■ Short exercise ■
From the line that contains "Read this page and output its text content." down to the last line of the data below, restate every line word for word, skipping any images.

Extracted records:
↓↓↓

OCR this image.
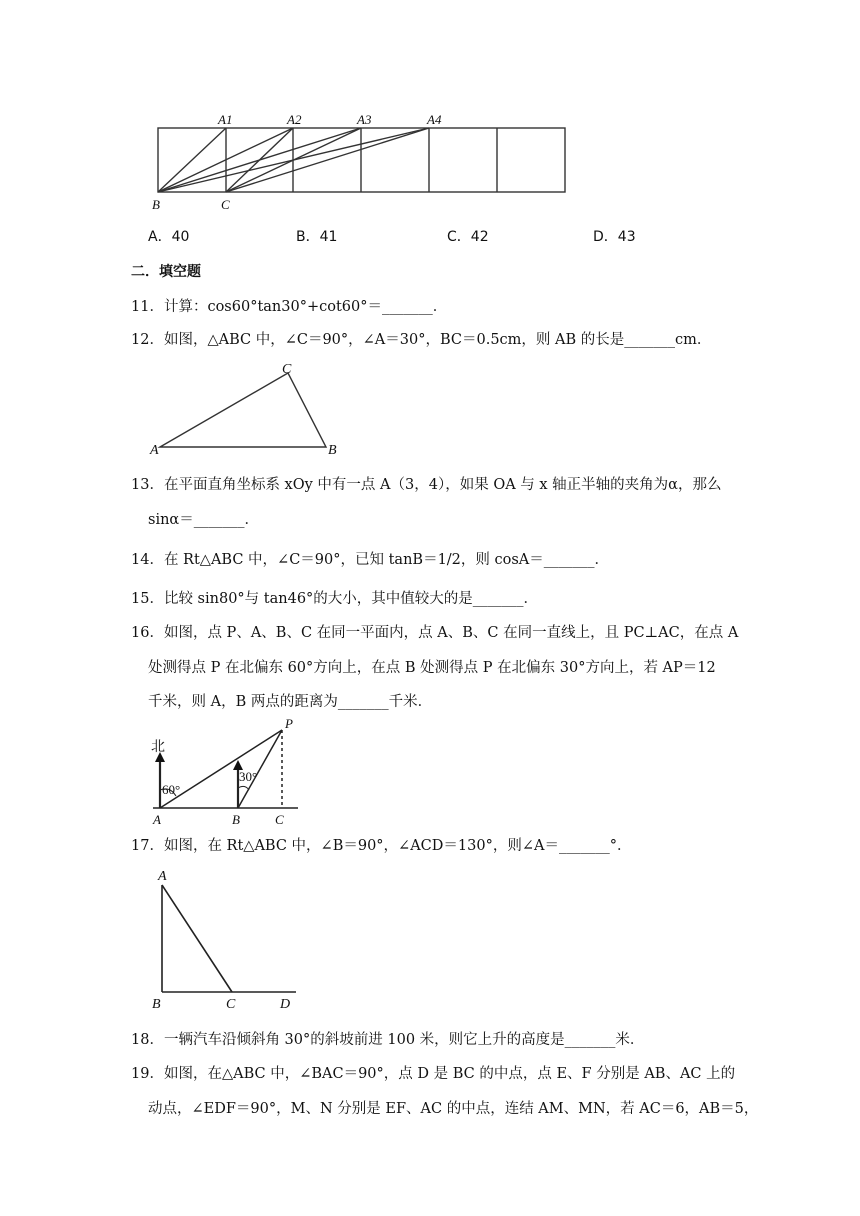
A1	A2	A3	A4
B	C
A．40	B．41	C．42	D．43
二．填空题
11．计算：cos60°tan30°+cot60°＝_______．
12．如图，△ABC 中，∠C＝90°，∠A＝30°，BC＝0.5cm，则 AB 的长是_______cm．
A	B
C
13．在平面直角坐标系 xOy 中有一点 A（3，4），如果 OA 与 x 轴正半轴的夹角为α，那么
sinα＝_______．
14．在 Rt△ABC 中，∠C＝90°，已知 tanB＝1/2，则 cosA＝_______．
15．比较 sin80°与 tan46°的大小，其中值较大的是_______．
16．如图，点 P、A、B、C 在同一平面内，点 A、B、C 在同一直线上，且 PC⊥AC，在点 A
处测得点 P 在北偏东 60°方向上，在点 B 处测得点 P 在北偏东 30°方向上，若 AP＝12
千米，则 A，B 两点的距离为_______千米．
北
60°
30°
A	B	C
P
17．如图，在 Rt△ABC 中，∠B＝90°，∠ACD＝130°，则∠A＝_______°．
A
B	C	D
18．一辆汽车沿倾斜角 30°的斜坡前进 100 米，则它上升的高度是_______米．
19．如图，在△ABC 中，∠BAC＝90°，点 D 是 BC 的中点，点 E、F 分别是 AB、AC 上的
动点，∠EDF＝90°，M、N 分别是 EF、AC 的中点，连结 AM、MN，若 AC＝6，AB＝5，
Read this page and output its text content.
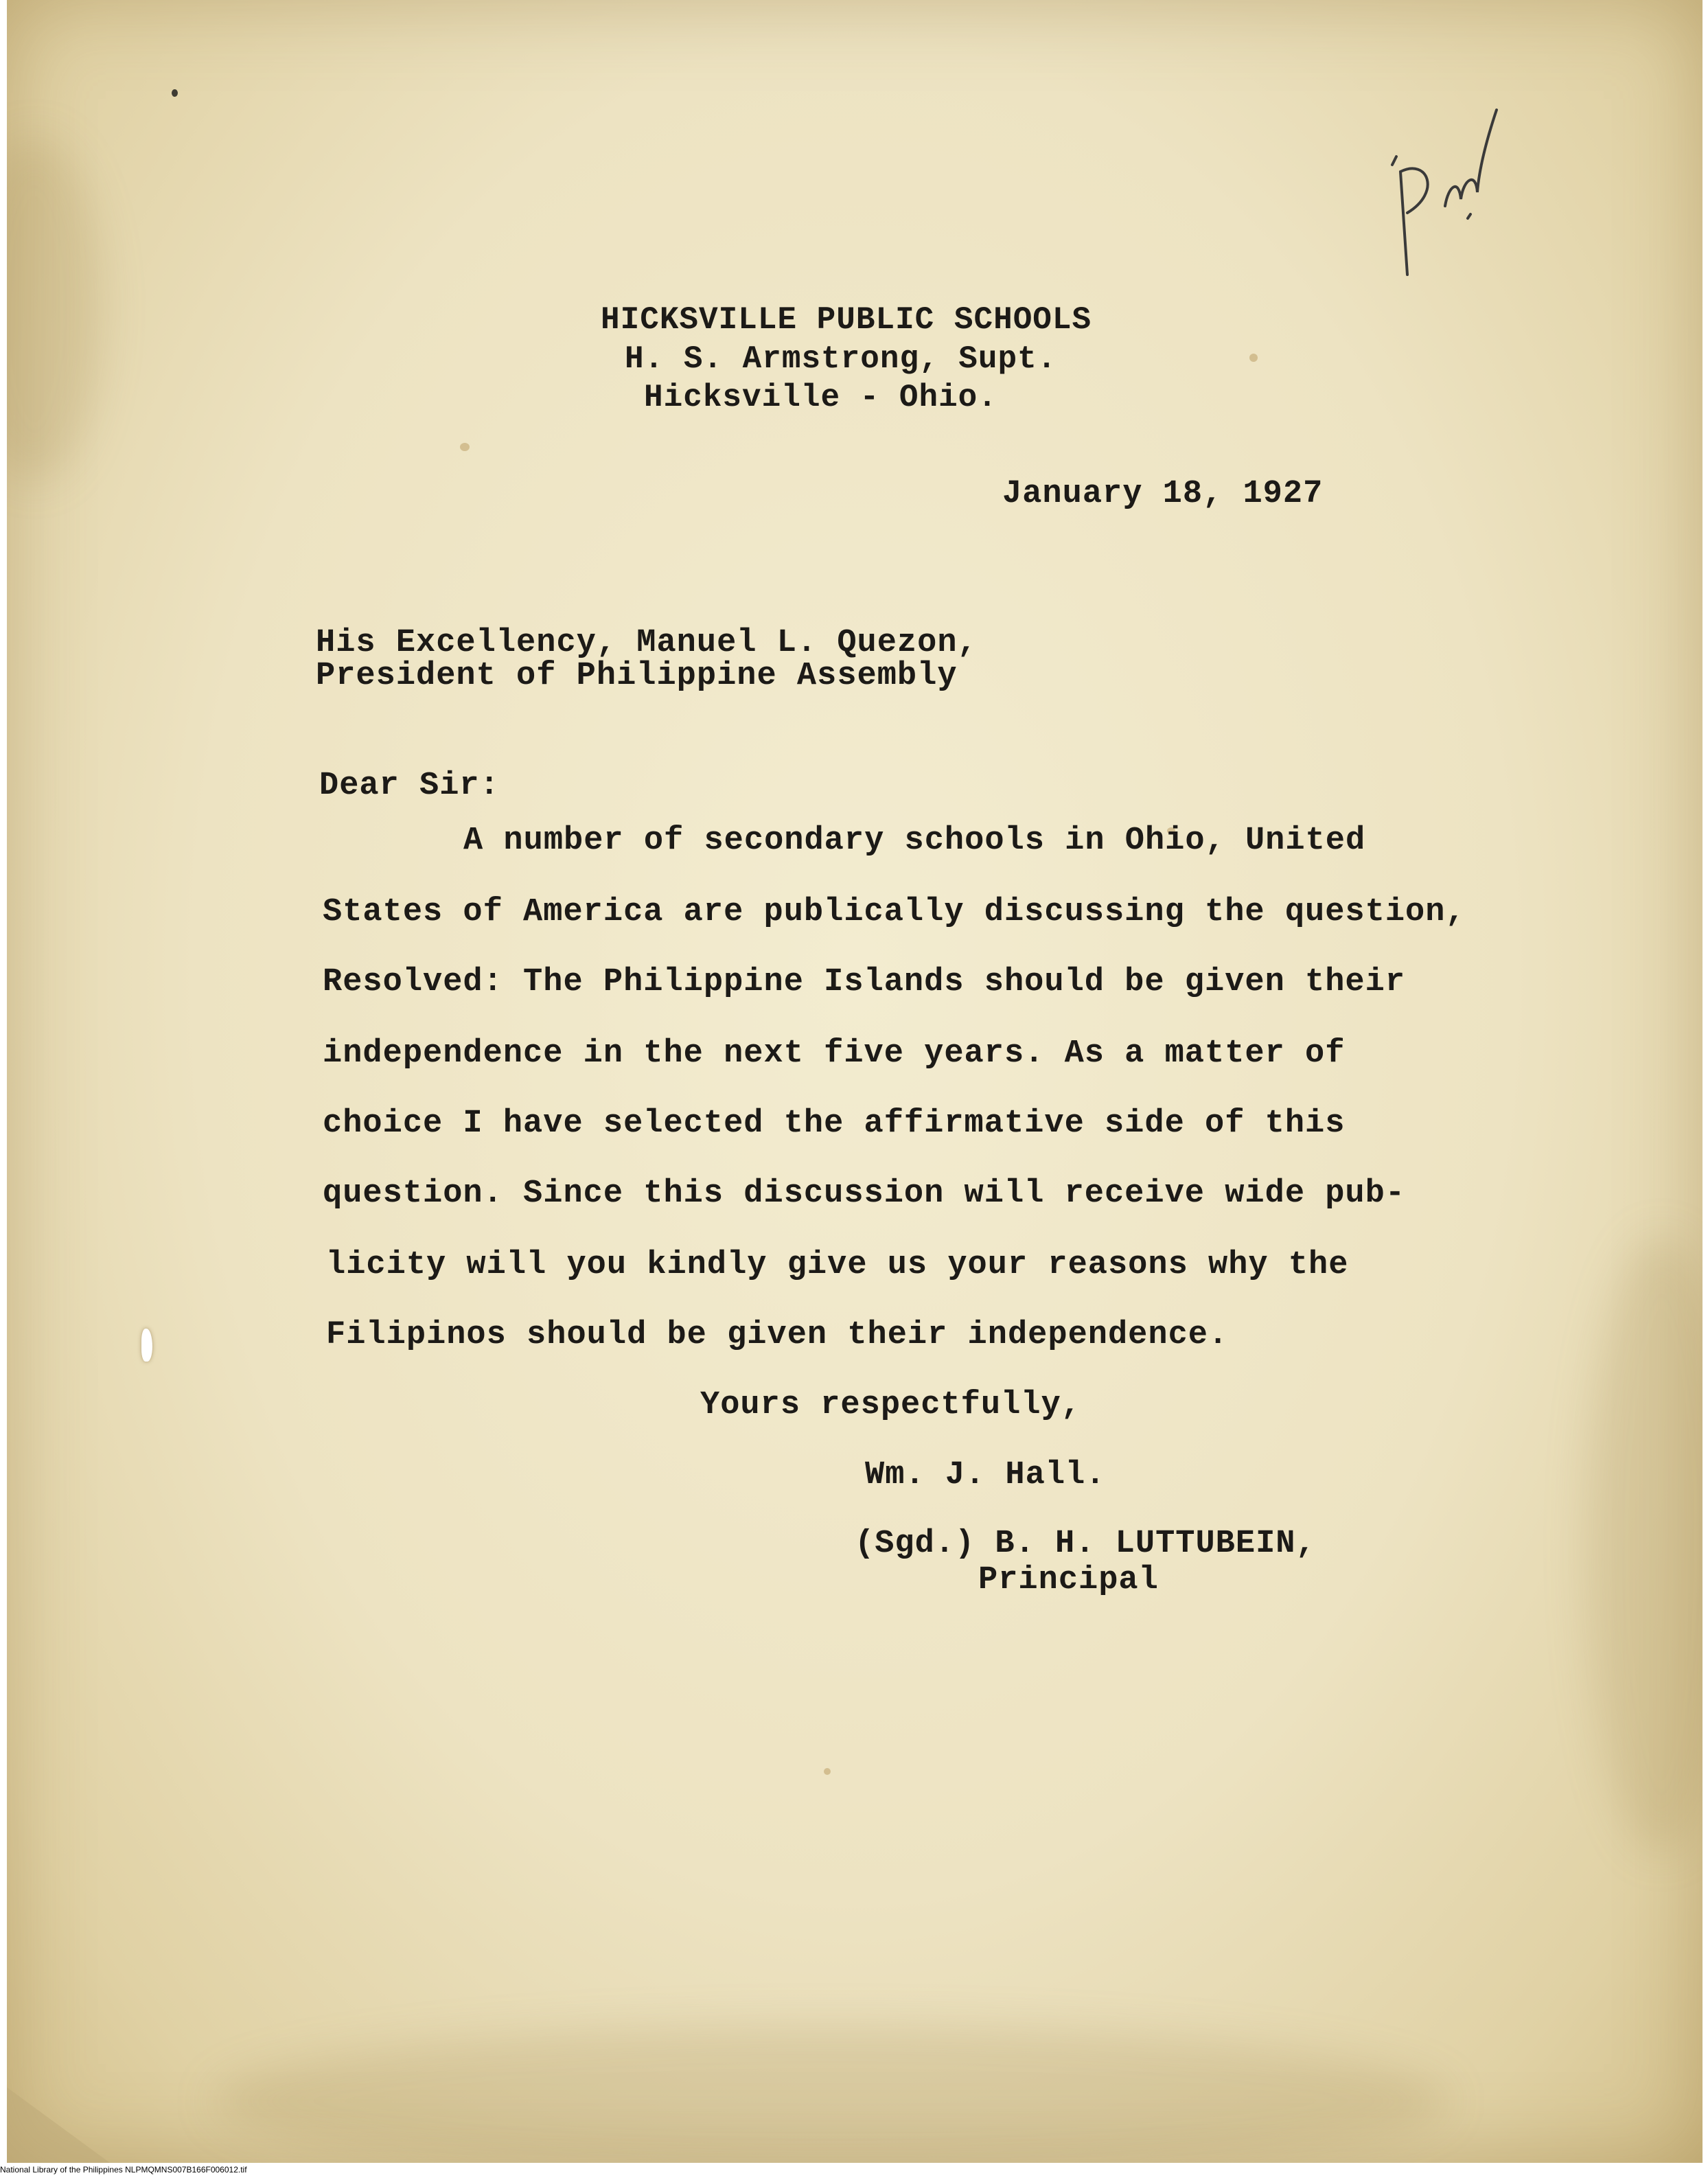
HICKSVILLE PUBLIC SCHOOLS
H. S. Armstrong, Supt.
Hicksville - Ohio.
January 18, 1927
His Excellency, Manuel L. Quezon,
President of Philippine Assembly
Dear Sir:
A number of secondary schools in Ohio, United
States of America are publically discussing the question,
Resolved: The Philippine Islands should be given their
independence in the next five years. As a matter of
choice I have selected the affirmative side of this
question. Since this discussion will receive wide pub-
licity will you kindly give us your reasons why the
Filipinos should be given their independence.
Yours respectfully,
Wm. J. Hall.
(Sgd.) B. H. LUTTUBEIN,
Principal
National Library of the Philippines NLPMQMNS007B166F006012.tif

↑↑↑

■ Problem solution ■
Read this page and output its text content.
HICKSVILLE PUBLIC SCHOOLS
H. S. Armstrong, Supt.
Hicksville - Ohio.
January 18, 1927
His Excellency, Manuel L. Quezon,
President of Philippine Assembly
Dear Sir:
A number of secondary schools in Ohio, United
States of America are publically discussing the question,
Resolved: The Philippine Islands should be given their
independence in the next five years. As a matter of
choice I have selected the affirmative side of this
question. Since this discussion will receive wide pub-
licity will you kindly give us your reasons why the
Filipinos should be given their independence.
Yours respectfully,
Wm. J. Hall.
(Sgd.) B. H. LUTTUBEIN,
Principal
National Library of the Philippines NLPMQMNS007B166F006012.tif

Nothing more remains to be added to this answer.